(Stated exercise)
Output the data word for word, dropping every image.
* Begin Record excerpts *
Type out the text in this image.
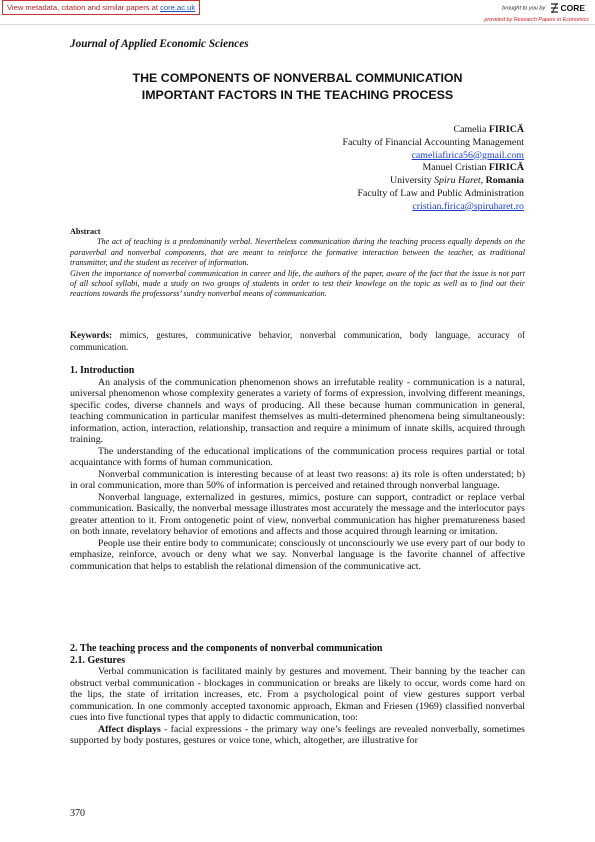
View metadata, citation and similar papers at core.ac.uk	brought to you by CORE
provided by Research Papers in Economics
Journal of Applied Economic Sciences
THE COMPONENTS OF NONVERBAL COMMUNICATION
IMPORTANT FACTORS IN THE TEACHING PROCESS
Camelia FIRICĂ
Faculty of Financial Accounting Management
cameliafirica56@gmail.com
Manuel Cristian FIRICĂ
University Spiru Haret, Romania
Faculty of Law and Public Administration
cristian.firica@spiruharet.ro
Abstract
The act of teaching is a predominantly verbal. Nevertheless communication during the teaching process equally depends on the paraverbal and nonverbal components, that are meant to reinforce the formative interaction between the teacher, as traditional transmitter, and the student as receiver of information.
Given the importance of nonverbal communication in career and life, the authors of the paper, aware of the fact that the issue is not part of all school syllabi, made a study on two groups of students in order to test their knowlege on the topic as well as to find out their reactions towards the professorss’ sundry nonverbal means of communication.
Keywords: mimics, gestures, communicative behavior, nonverbal communication, body language, accuracy of communication.
1. Introduction

An analysis of the communication phenomenon shows an irrefutable reality - communication is a natural, universal phenomenon whose complexity generates a variety of forms of expression, involving different meanings, specific codes, diverse channels and ways of producing. All these because human communication in general, teaching communication in particular manifest themselves as multi-determined phenomena being simultaneously: information, action, interaction, relationship, transaction and require a minimum of innate skills, acquired through training.

The understanding of the educational implications of the communication process requires partial or total acquaintance with forms of human communication.

Nonverbal communication is interesting because of at least two reasons: a) its role is often understated; b) in oral communication, more than 50% of information is perceived and retained through nonverbal language.

Nonverbal language, externalized in gestures, mimics, posture can support, contradict or replace verbal communication. Basically, the nonverbal message illustrates most accurately the message and the interlocutor pays greater attention to it. From ontogenetic point of view, nonverbal communication has higher prematureness based on both innate, revelatory behavior of emotions and affects and those acquired through learning or imitation.

People use their entire body to communicate; consciously ot unconsciourly we use every part of our body to emphasize, reinforce, avouch or deny what we say. Nonverbal language is the favorite channel of affective communication that helps to establish the relational dimension of the communicative act.

2. The teaching process and the components of nonverbal communication
2.1. Gestures

Verbal communication is facilitated mainly by gestures and movement. Their banning by the teacher can obstruct verbal communication - blockages in communication or breaks are likely to occur, words come hard on the lips, the state of irritation increases, etc. From a psychological point of view gestures support verbal communication. In one commonly accepted taxonomic approach, Ekman and Friesen (1969) classified nonverbal cues into five functional types that apply to didactic communication, too:

Affect displays - facial expressions - the primary way one’s feelings are revealed nonverbally, sometimes supported by body postures, gestures or voice tone, which, altogether, are illustrative for

370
* End Record excerpts *
(Solution to the exercise)
Type out the text in this image.
View metadata, citation and similar papers at core.ac.uk	brought to you by CORE
provided by Research Papers in Economics
Journal of Applied Economic Sciences
THE COMPONENTS OF NONVERBAL COMMUNICATION
IMPORTANT FACTORS IN THE TEACHING PROCESS
Camelia FIRICĂ
Faculty of Financial Accounting Management
cameliafirica56@gmail.com
Manuel Cristian FIRICĂ
University Spiru Haret, Romania
Faculty of Law and Public Administration
cristian.firica@spiruharet.ro
Abstract
The act of teaching is a predominantly verbal. Nevertheless communication during the teaching process equally depends on the paraverbal and nonverbal components, that are meant to reinforce the formative interaction between the teacher, as traditional transmitter, and the student as receiver of information.
Given the importance of nonverbal communication in career and life, the authors of the paper, aware of the fact that the issue is not part of all school syllabi, made a study on two groups of students in order to test their knowlege on the topic as well as to find out their reactions towards the professorss’ sundry nonverbal means of communication.
Keywords: mimics, gestures, communicative behavior, nonverbal communication, body language, accuracy of communication.
1. Introduction

An analysis of the communication phenomenon shows an irrefutable reality - communication is a natural, universal phenomenon whose complexity generates a variety of forms of expression, involving different meanings, specific codes, diverse channels and ways of producing. All these because human communication in general, teaching communication in particular manifest themselves as multi-determined phenomena being simultaneously: information, action, interaction, relationship, transaction and require a minimum of innate skills, acquired through training.

The understanding of the educational implications of the communication process requires partial or total acquaintance with forms of human communication.

Nonverbal communication is interesting because of at least two reasons: a) its role is often understated; b) in oral communication, more than 50% of information is perceived and retained through nonverbal language.

Nonverbal language, externalized in gestures, mimics, posture can support, contradict or replace verbal communication. Basically, the nonverbal message illustrates most accurately the message and the interlocutor pays greater attention to it. From ontogenetic point of view, nonverbal communication has higher prematureness based on both innate, revelatory behavior of emotions and affects and those acquired through learning or imitation.

People use their entire body to communicate; consciously ot unconsciourly we use every part of our body to emphasize, reinforce, avouch or deny what we say. Nonverbal language is the favorite channel of affective communication that helps to establish the relational dimension of the communicative act.

2. The teaching process and the components of nonverbal communication
2.1. Gestures

Verbal communication is facilitated mainly by gestures and movement. Their banning by the teacher can obstruct verbal communication - blockages in communication or breaks are likely to occur, words come hard on the lips, the state of irritation increases, etc. From a psychological point of view gestures support verbal communication. In one commonly accepted taxonomic approach, Ekman and Friesen (1969) classified nonverbal cues into five functional types that apply to didactic communication, too:

Affect displays - facial expressions - the primary way one’s feelings are revealed nonverbally, sometimes supported by body postures, gestures or voice tone, which, altogether, are illustrative for

370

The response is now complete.